═════ MATERIAL ═════

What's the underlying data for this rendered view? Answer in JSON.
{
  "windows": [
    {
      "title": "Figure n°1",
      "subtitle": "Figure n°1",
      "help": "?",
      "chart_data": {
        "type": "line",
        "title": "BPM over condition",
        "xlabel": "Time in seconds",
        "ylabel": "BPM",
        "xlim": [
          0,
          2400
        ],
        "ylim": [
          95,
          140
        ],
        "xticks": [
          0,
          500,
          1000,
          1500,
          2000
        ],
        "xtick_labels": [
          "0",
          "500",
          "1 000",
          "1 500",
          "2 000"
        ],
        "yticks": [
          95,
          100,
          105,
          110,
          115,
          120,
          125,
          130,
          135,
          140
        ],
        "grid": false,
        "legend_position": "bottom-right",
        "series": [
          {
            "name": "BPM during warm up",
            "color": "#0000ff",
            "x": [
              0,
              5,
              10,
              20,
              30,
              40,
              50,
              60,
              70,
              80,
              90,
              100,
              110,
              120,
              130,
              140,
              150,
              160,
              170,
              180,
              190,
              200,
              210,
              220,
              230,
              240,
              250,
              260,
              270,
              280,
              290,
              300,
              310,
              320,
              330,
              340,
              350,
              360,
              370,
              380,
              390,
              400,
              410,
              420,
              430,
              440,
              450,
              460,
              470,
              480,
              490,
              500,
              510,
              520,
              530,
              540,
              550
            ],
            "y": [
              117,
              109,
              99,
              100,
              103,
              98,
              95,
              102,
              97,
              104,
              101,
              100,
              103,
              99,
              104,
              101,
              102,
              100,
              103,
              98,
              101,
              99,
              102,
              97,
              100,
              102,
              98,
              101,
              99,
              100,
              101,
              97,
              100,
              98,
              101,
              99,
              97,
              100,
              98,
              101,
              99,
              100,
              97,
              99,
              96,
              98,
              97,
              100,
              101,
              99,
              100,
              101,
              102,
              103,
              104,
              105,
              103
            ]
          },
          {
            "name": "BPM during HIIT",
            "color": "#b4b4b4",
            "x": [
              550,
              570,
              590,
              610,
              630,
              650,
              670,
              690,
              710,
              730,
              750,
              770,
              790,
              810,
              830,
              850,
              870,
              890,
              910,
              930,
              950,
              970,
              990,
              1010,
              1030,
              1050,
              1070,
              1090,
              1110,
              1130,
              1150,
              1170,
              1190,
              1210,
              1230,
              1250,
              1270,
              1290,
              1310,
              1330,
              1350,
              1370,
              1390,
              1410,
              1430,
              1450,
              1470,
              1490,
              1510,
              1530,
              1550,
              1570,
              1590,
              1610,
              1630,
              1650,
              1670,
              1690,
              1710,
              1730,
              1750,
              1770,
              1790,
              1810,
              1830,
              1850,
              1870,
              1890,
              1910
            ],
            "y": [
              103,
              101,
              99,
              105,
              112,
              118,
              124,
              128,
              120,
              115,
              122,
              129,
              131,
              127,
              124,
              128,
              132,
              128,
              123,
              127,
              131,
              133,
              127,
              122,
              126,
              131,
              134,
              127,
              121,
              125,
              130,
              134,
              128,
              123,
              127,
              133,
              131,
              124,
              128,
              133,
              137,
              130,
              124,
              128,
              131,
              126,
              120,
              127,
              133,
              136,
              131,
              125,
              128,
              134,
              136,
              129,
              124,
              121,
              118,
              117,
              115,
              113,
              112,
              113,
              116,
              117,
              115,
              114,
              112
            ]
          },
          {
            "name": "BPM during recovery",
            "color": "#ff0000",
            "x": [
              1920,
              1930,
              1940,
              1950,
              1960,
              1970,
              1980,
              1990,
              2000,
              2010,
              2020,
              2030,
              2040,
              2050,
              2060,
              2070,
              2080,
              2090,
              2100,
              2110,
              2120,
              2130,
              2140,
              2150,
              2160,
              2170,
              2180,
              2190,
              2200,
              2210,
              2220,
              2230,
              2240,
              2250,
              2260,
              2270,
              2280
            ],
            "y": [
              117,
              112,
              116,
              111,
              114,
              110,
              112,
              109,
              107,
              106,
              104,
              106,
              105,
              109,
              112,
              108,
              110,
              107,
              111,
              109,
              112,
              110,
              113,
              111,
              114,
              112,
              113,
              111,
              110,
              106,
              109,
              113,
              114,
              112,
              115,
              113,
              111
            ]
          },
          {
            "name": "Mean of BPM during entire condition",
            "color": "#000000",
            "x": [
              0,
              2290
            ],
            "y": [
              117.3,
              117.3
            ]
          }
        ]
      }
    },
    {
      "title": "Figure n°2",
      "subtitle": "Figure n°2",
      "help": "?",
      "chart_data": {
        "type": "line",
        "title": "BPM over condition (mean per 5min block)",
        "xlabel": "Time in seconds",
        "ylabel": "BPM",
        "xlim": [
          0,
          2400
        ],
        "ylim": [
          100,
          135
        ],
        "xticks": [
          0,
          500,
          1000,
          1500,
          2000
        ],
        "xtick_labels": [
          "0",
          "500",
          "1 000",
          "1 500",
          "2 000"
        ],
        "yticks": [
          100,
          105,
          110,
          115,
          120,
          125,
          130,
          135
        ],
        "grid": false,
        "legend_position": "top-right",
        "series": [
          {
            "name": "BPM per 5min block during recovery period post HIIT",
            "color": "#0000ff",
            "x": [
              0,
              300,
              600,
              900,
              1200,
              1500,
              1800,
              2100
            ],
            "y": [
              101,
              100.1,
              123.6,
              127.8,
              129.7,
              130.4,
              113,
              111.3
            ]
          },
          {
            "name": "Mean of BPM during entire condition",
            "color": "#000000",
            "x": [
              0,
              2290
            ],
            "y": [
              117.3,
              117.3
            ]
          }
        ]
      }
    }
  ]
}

═════

Search the records for the word "block", then list every line that has it.

        "title": "BPM over condition (mean per 5min block)",
            "name": "BPM per 5min block during recovery period post HIIT",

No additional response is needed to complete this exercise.